■ Material provided:
· · · ·

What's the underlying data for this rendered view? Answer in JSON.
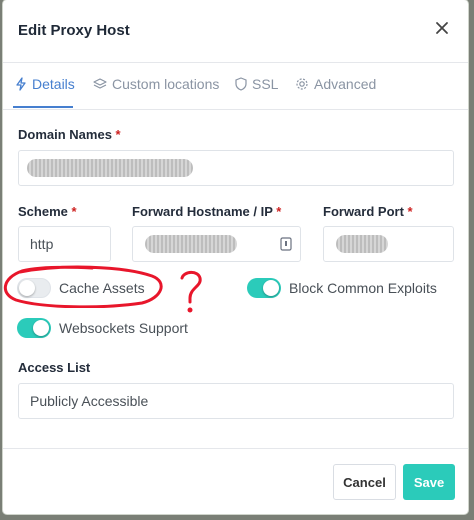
{
  "modal": {
    "title": "Edit Proxy Host",
    "close_icon": "close-icon"
  },
  "tabs": [
    {
      "label": "Details",
      "icon": "lightning-icon",
      "active": true
    },
    {
      "label": "Custom locations",
      "icon": "layers-icon",
      "active": false
    },
    {
      "label": "SSL",
      "icon": "shield-icon",
      "active": false
    },
    {
      "label": "Advanced",
      "icon": "gear-icon",
      "active": false
    }
  ],
  "form": {
    "domain_names_label": "Domain Names",
    "scheme_label": "Scheme",
    "scheme_value": "http",
    "forward_host_label": "Forward Hostname / IP",
    "forward_port_label": "Forward Port",
    "required_marker": "*",
    "cache_assets_label": "Cache Assets",
    "cache_assets_on": false,
    "block_exploits_label": "Block Common Exploits",
    "block_exploits_on": true,
    "websockets_label": "Websockets Support",
    "websockets_on": true,
    "access_list_label": "Access List",
    "access_list_value": "Publicly Accessible"
  },
  "footer": {
    "cancel_label": "Cancel",
    "save_label": "Save"
  },
  "annotation": {
    "mark": "?",
    "color": "#e8162b"
  },
  "colors": {
    "accent": "#467fcf",
    "toggle_on": "#2bcbba",
    "save_button": "#2bcbba",
    "required": "#cd201f"
  }
}
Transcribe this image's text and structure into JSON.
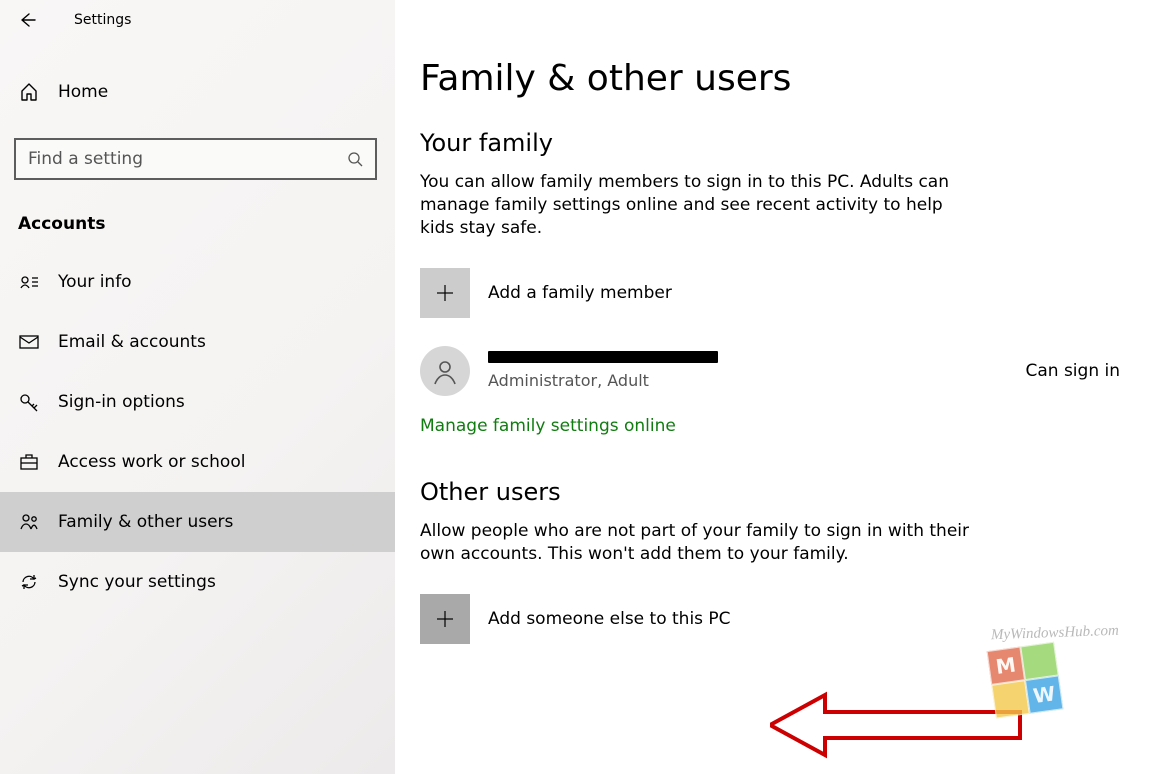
{
  "header": {
    "app_title": "Settings"
  },
  "sidebar": {
    "home_label": "Home",
    "search_placeholder": "Find a setting",
    "section_label": "Accounts",
    "items": [
      {
        "label": "Your info"
      },
      {
        "label": "Email & accounts"
      },
      {
        "label": "Sign-in options"
      },
      {
        "label": "Access work or school"
      },
      {
        "label": "Family & other users"
      },
      {
        "label": "Sync your settings"
      }
    ]
  },
  "main": {
    "page_title": "Family & other users",
    "family": {
      "heading": "Your family",
      "desc": "You can allow family members to sign in to this PC. Adults can manage family settings online and see recent activity to help kids stay safe.",
      "add_label": "Add a family member",
      "member_role": "Administrator, Adult",
      "member_status": "Can sign in",
      "manage_link": "Manage family settings online"
    },
    "other": {
      "heading": "Other users",
      "desc": "Allow people who are not part of your family to sign in with their own accounts. This won't add them to your family.",
      "add_label": "Add someone else to this PC"
    }
  },
  "watermark": {
    "text": "MyWindowsHub.com"
  }
}
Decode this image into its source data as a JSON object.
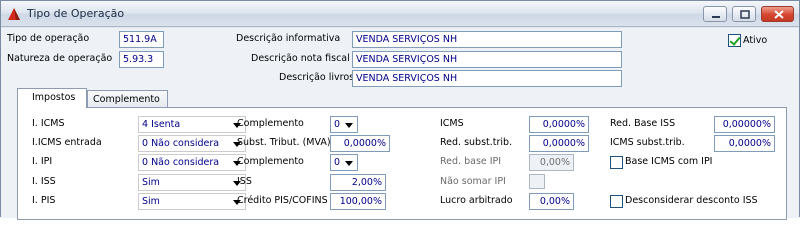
{
  "window": {
    "title": "Tipo de Operação"
  },
  "header": {
    "tipo_label": "Tipo de operação",
    "tipo_value": "511.9A",
    "natureza_label": "Natureza de operação",
    "natureza_value": "5.93.3",
    "desc_info_label": "Descrição informativa",
    "desc_info_value": "VENDA SERVIÇOS NH",
    "desc_nota_label": "Descrição nota fiscal",
    "desc_nota_value": "VENDA SERVIÇOS NH",
    "desc_livros_label": "Descrição livros",
    "desc_livros_value": "VENDA SERVIÇOS NH",
    "ativo_label": "Ativo",
    "ativo_checked": true
  },
  "tabs": [
    {
      "label": "Impostos"
    },
    {
      "label": "Complemento"
    }
  ],
  "impostos": {
    "col1": [
      {
        "label": "I. ICMS",
        "value": "4 Isenta"
      },
      {
        "label": "I.ICMS entrada",
        "value": "0 Não considera"
      },
      {
        "label": "I. IPI",
        "value": "0 Não considera"
      },
      {
        "label": "I. ISS",
        "value": "Sim"
      },
      {
        "label": "I. PIS",
        "value": "Sim"
      }
    ],
    "col2": {
      "complemento_label": "Complemento",
      "complemento_value": "0",
      "subst_label": "Subst. Tribut. (MVA)",
      "subst_value": "0,0000%",
      "complemento2_label": "Complemento",
      "complemento2_value": "0",
      "iss_label": "ISS",
      "iss_value": "2,00%",
      "credito_label": "Crédito PIS/COFINS",
      "credito_value": "100,00%"
    },
    "col3": {
      "icms_label": "ICMS",
      "icms_value": "0,0000%",
      "red_subst_label": "Red. subst.trib.",
      "red_subst_value": "0,0000%",
      "red_base_ipi_label": "Red. base IPI",
      "red_base_ipi_value": "0,00%",
      "nao_somar_label": "Não somar IPI",
      "lucro_label": "Lucro arbitrado",
      "lucro_value": "0,00%"
    },
    "col4": {
      "red_base_iss_label": "Red. Base ISS",
      "red_base_iss_value": "0,00000%",
      "icms_subst_label": "ICMS subst.trib.",
      "icms_subst_value": "0,0000%",
      "base_icms_ipi_label": "Base ICMS com IPI",
      "desconsiderar_label": "Desconsiderar desconto ISS"
    }
  }
}
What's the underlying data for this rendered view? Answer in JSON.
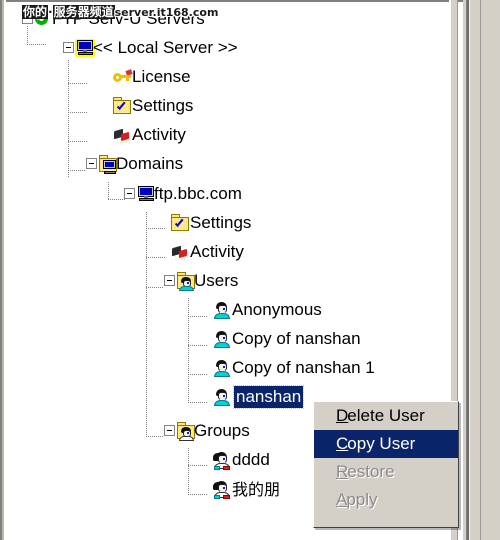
{
  "watermark": {
    "text_cjk": "你的",
    "dot": "·",
    "text_cjk2": "服务器频道",
    "url": "server.it168.com"
  },
  "window": {
    "title": "FTP Serv-U Servers"
  },
  "tree": {
    "nodes": [
      {
        "id": "root",
        "label": "FTP Serv-U Servers",
        "icon": "servu-root-icon",
        "depth": 0,
        "expander": "minus",
        "selected": false
      },
      {
        "id": "local",
        "label": "<< Local Server >>",
        "icon": "local-server-icon",
        "depth": 1,
        "expander": "minus",
        "selected": false
      },
      {
        "id": "license",
        "label": "License",
        "icon": "key-icon",
        "depth": 2,
        "expander": "none",
        "selected": false
      },
      {
        "id": "settings1",
        "label": "Settings",
        "icon": "settings-folder-icon",
        "depth": 2,
        "expander": "none",
        "selected": false
      },
      {
        "id": "activity1",
        "label": "Activity",
        "icon": "activity-icon",
        "depth": 2,
        "expander": "none",
        "selected": false
      },
      {
        "id": "domains",
        "label": "Domains",
        "icon": "domains-folder-icon",
        "depth": 2,
        "expander": "minus",
        "selected": false
      },
      {
        "id": "ftpbbc",
        "label": "ftp.bbc.com",
        "icon": "domain-computer-icon",
        "depth": 3,
        "expander": "minus",
        "selected": false
      },
      {
        "id": "settings2",
        "label": "Settings",
        "icon": "settings-folder-icon",
        "depth": 4,
        "expander": "none",
        "selected": false
      },
      {
        "id": "activity2",
        "label": "Activity",
        "icon": "activity-icon",
        "depth": 4,
        "expander": "none",
        "selected": false
      },
      {
        "id": "users",
        "label": "Users",
        "icon": "users-folder-icon",
        "depth": 4,
        "expander": "minus",
        "selected": false
      },
      {
        "id": "anonymous",
        "label": "Anonymous",
        "icon": "user-icon",
        "depth": 5,
        "expander": "none",
        "selected": false
      },
      {
        "id": "copy1",
        "label": "Copy of nanshan",
        "icon": "user-icon",
        "depth": 5,
        "expander": "none",
        "selected": false
      },
      {
        "id": "copy2",
        "label": "Copy of nanshan 1",
        "icon": "user-icon",
        "depth": 5,
        "expander": "none",
        "selected": false
      },
      {
        "id": "nanshan",
        "label": "nanshan",
        "icon": "user-icon",
        "depth": 5,
        "expander": "none",
        "selected": true
      },
      {
        "id": "groups",
        "label": "Groups",
        "icon": "groups-folder-icon",
        "depth": 4,
        "expander": "minus",
        "selected": false
      },
      {
        "id": "dddd",
        "label": "dddd",
        "icon": "group-icon",
        "depth": 5,
        "expander": "none",
        "selected": false
      },
      {
        "id": "wodepengyou",
        "label": "我的朋",
        "icon": "group-icon",
        "depth": 5,
        "expander": "none",
        "selected": false
      }
    ]
  },
  "context_menu": {
    "items": [
      {
        "label": "Delete User",
        "accel": "D",
        "enabled": true,
        "highlighted": false
      },
      {
        "label": "Copy User",
        "accel": "C",
        "enabled": true,
        "highlighted": true
      },
      {
        "label": "Restore",
        "accel": "R",
        "enabled": false,
        "highlighted": false
      },
      {
        "label": "Apply",
        "accel": "A",
        "enabled": false,
        "highlighted": false
      }
    ]
  },
  "colors": {
    "selection": "#0a246a",
    "menu_face": "#d4d0c8",
    "window_bg": "#ffffff",
    "disabled_text": "#8c8c8c"
  }
}
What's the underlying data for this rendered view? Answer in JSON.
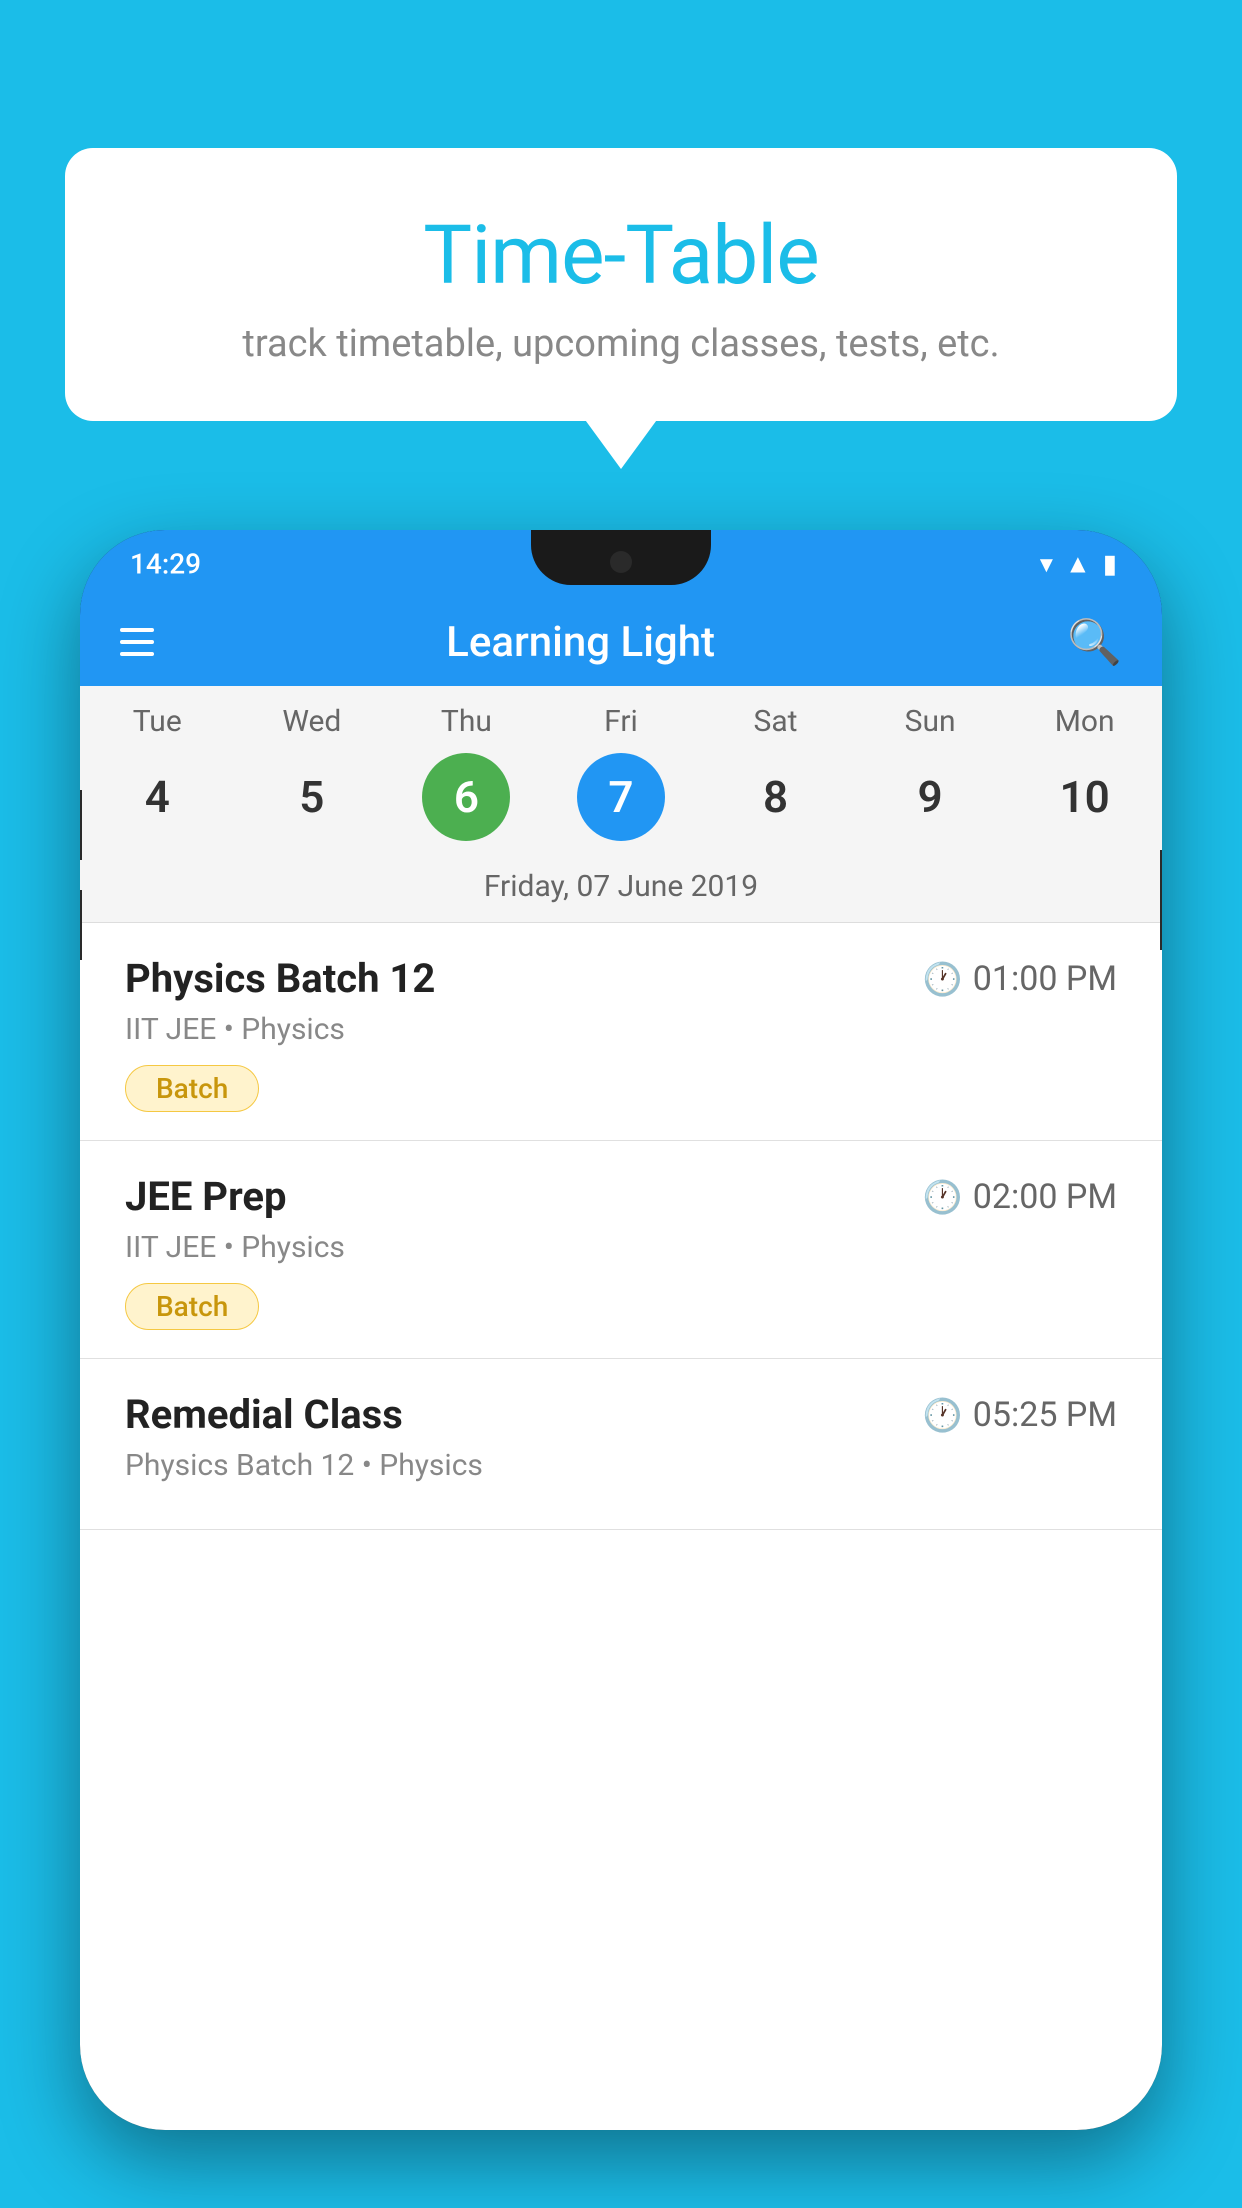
{
  "background_color": "#1BBDE8",
  "bubble": {
    "title": "Time-Table",
    "subtitle": "track timetable, upcoming classes, tests, etc."
  },
  "app": {
    "name": "Learning Light",
    "status_time": "14:29"
  },
  "calendar": {
    "days": [
      "Tue",
      "Wed",
      "Thu",
      "Fri",
      "Sat",
      "Sun",
      "Mon"
    ],
    "dates": [
      "4",
      "5",
      "6",
      "7",
      "8",
      "9",
      "10"
    ],
    "today_index": 2,
    "selected_index": 3,
    "selected_label": "Friday, 07 June 2019"
  },
  "schedule": [
    {
      "title": "Physics Batch 12",
      "time": "01:00 PM",
      "subtitle": "IIT JEE • Physics",
      "badge": "Batch"
    },
    {
      "title": "JEE Prep",
      "time": "02:00 PM",
      "subtitle": "IIT JEE • Physics",
      "badge": "Batch"
    },
    {
      "title": "Remedial Class",
      "time": "05:25 PM",
      "subtitle": "Physics Batch 12 • Physics",
      "badge": null
    }
  ]
}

· · · ·

■ What to work on:
Show every line above in which the word "folder" occurs.

■ Worked answer:
        "icon": "settings-folder-icon",
        "icon": "domains-folder-icon",
        "icon": "settings-folder-icon",
        "icon": "users-folder-icon",
        "icon": "groups-folder-icon",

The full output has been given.